#### [THE TASK]
Format the items from the first line through the line that contains "- published-time: 14h17min/MS: [85, 689, 169, 704]" as a Markdown table with the columns Row and Line, numbering each line and leaving out blank lines.

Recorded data
++++

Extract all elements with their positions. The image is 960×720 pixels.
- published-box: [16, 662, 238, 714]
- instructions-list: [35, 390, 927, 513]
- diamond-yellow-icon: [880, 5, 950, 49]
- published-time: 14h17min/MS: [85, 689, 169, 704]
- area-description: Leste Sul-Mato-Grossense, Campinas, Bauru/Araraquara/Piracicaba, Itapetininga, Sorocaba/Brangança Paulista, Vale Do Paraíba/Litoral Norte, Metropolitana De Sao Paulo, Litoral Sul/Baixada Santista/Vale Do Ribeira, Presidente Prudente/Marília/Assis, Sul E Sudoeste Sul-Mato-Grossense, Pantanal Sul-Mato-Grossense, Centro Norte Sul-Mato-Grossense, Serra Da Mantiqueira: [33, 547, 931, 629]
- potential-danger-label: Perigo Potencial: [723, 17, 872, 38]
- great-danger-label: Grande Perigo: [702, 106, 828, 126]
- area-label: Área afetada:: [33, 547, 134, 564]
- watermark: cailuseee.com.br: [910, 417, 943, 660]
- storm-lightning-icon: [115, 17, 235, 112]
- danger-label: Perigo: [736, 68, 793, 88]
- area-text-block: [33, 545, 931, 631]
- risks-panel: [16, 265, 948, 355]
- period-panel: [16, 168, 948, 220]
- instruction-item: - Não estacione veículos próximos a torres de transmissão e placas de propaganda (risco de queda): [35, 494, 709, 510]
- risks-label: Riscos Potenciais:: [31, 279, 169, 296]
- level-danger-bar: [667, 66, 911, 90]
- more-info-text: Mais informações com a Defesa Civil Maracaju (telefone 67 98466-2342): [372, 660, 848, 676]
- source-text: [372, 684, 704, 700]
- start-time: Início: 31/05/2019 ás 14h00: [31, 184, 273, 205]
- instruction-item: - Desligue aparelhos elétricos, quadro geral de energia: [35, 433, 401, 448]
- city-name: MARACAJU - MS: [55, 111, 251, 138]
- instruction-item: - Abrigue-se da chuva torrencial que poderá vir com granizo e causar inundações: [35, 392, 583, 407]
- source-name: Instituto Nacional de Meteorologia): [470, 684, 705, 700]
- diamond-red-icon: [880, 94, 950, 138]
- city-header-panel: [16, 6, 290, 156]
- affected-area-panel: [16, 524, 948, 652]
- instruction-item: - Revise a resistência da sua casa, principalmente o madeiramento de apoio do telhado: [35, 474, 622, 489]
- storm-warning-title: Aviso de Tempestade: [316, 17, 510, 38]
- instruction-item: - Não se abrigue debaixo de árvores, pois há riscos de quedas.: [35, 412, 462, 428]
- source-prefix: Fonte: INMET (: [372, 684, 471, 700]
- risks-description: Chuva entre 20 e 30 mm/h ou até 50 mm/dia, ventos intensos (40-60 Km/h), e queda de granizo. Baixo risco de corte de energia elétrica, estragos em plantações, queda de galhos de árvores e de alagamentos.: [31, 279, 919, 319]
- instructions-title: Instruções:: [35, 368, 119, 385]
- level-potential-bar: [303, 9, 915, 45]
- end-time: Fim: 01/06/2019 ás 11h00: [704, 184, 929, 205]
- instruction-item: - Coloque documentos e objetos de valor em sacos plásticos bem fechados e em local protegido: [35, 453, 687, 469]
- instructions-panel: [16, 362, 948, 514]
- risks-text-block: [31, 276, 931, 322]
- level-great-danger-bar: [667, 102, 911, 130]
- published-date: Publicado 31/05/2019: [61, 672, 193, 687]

++++

#### [TASK ANSWER]
| Row | Line |
|---|---|
| 1 | Extract all elements with their positions. The image is 960×720 pixels. |
| 2 | - published-box: [16, 662, 238, 714] |
| 3 | - instructions-list: [35, 390, 927, 513] |
| 4 | - diamond-yellow-icon: [880, 5, 950, 49] |
| 5 | - published-time: 14h17min/MS: [85, 689, 169, 704] |